* Exercise details: Reproduce the listing below in full and without alteration, apart from its pictures.
* * * *
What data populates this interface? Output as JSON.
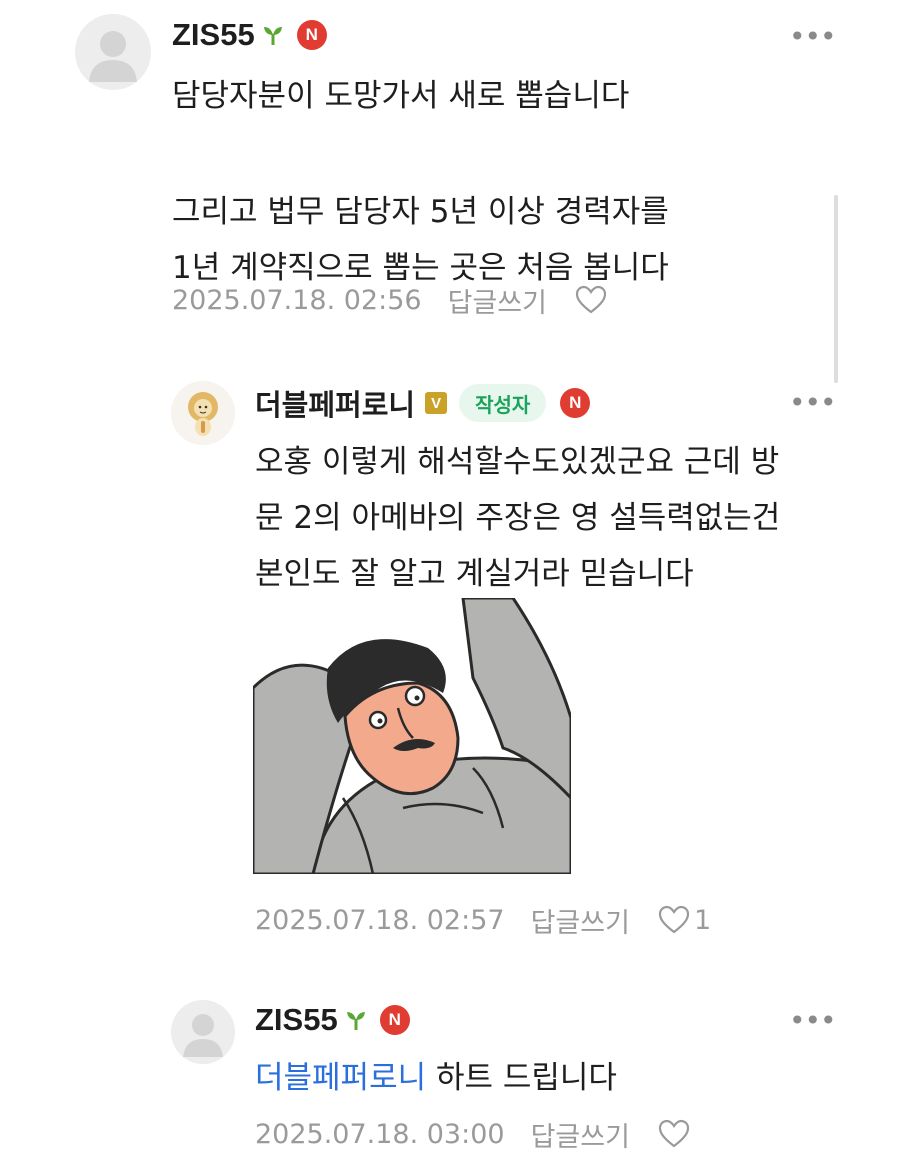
{
  "comments": [
    {
      "nickname": "ZIS55",
      "level_icon": "sprout-icon",
      "n_badge": "N",
      "lines": [
        "담당자분이 도망가서 새로 뽑습니다",
        "",
        "그리고 법무 담당자 5년 이상 경력자를",
        "1년 계약직으로 뽑는 곳은 처음 봅니다"
      ],
      "date": "2025.07.18. 02:56",
      "reply_label": "답글쓰기",
      "like_count": ""
    },
    {
      "nickname": "더블페퍼로니",
      "level_icon": "verified-v-icon",
      "v_badge": "V",
      "author_badge": "작성자",
      "n_badge": "N",
      "lines": [
        "오홍 이렇게 해석할수도있겠군요 근데 방",
        "문 2의 아메바의 주장은 영 설득력없는건",
        "본인도 잘 알고 계실거라 믿습니다"
      ],
      "sticker": "cartoon-man-relaxing-sticker",
      "date": "2025.07.18. 02:57",
      "reply_label": "답글쓰기",
      "like_count": "1"
    },
    {
      "nickname": "ZIS55",
      "level_icon": "sprout-icon",
      "n_badge": "N",
      "mention": "더블페퍼로니",
      "text": " 하트 드립니다",
      "date": "2025.07.18. 03:00",
      "reply_label": "답글쓰기",
      "like_count": ""
    }
  ],
  "more_label": "•••",
  "colors": {
    "n_badge": "#e03c31",
    "author_badge_text": "#1aa35b",
    "author_badge_bg": "#e8f7ed",
    "mention": "#2a6fdb",
    "meta_text": "#9a9a9a",
    "sprout": "#5aa833",
    "v_badge": "#c9a227"
  }
}
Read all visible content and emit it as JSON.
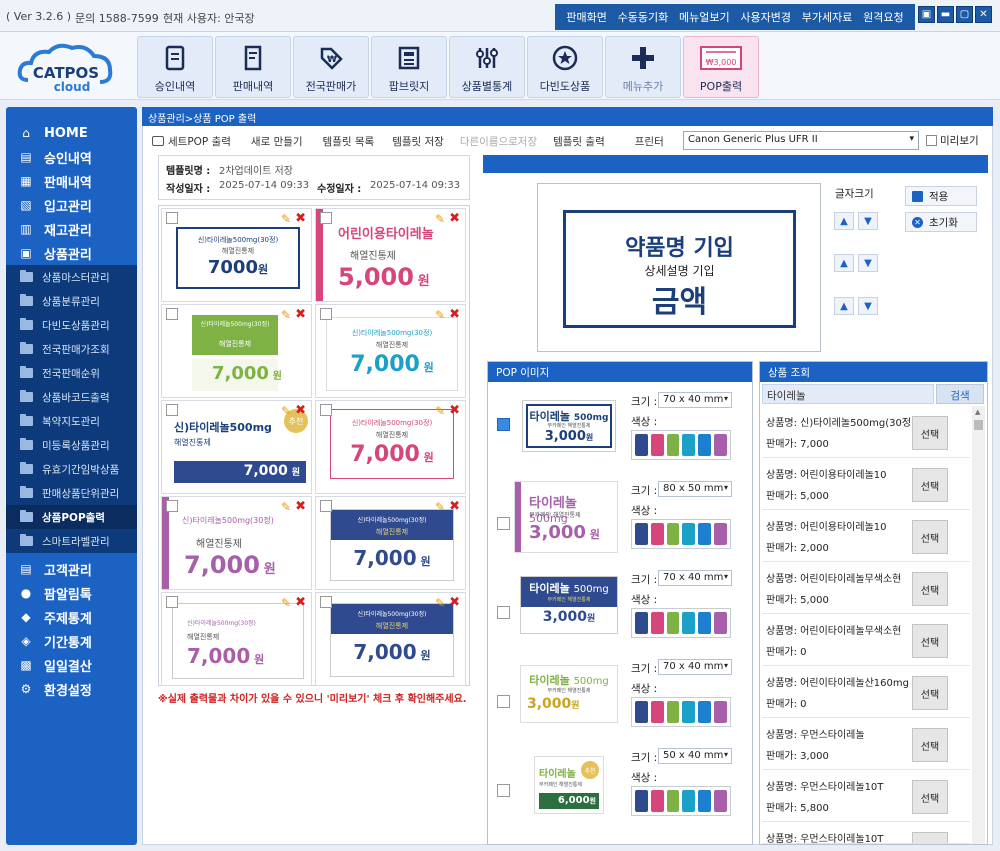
* * * *
* Output for this task:
What data populates this interface? Output as JSON.
{
  "comments": [
    {
      "nickname": "ZIS55",
      "level_icon": "sprout-icon",
      "n_badge": "N",
      "lines": [
        "담당자분이 도망가서 새로 뽑습니다",
        "",
        "그리고 법무 담당자 5년 이상 경력자를",
        "1년 계약직으로 뽑는 곳은 처음 봅니다"
      ],
      "date": "2025.07.18. 02:56",
      "reply_label": "답글쓰기",
      "like_count": ""
    },
    {
      "nickname": "더블페퍼로니",
      "level_icon": "verified-v-icon",
      "v_badge": "V",
      "author_badge": "작성자",
      "n_badge": "N",
      "lines": [
        "오홍 이렇게 해석할수도있겠군요 근데 방",
        "문 2의 아메바의 주장은 영 설득력없는건",
        "본인도 잘 알고 계실거라 믿습니다"
      ],
      "sticker": "cartoon-man-relaxing-sticker",
      "date": "2025.07.18. 02:57",
      "reply_label": "답글쓰기",
      "like_count": "1"
    },
    {
      "nickname": "ZIS55",
      "level_icon": "sprout-icon",
      "n_badge": "N",
      "mention": "더블페퍼로니",
      "text": " 하트 드립니다",
      "date": "2025.07.18. 03:00",
      "reply_label": "답글쓰기",
      "like_count": ""
    }
  ],
  "more_label": "•••",
  "colors": {
    "n_badge": "#e03c31",
    "author_badge_text": "#1aa35b",
    "author_badge_bg": "#e8f7ed",
    "mention": "#2a6fdb",
    "meta_text": "#9a9a9a",
    "sprout": "#5aa833",
    "v_badge": "#c9a227"
  }
}
Read all visible content and emit it as JSON.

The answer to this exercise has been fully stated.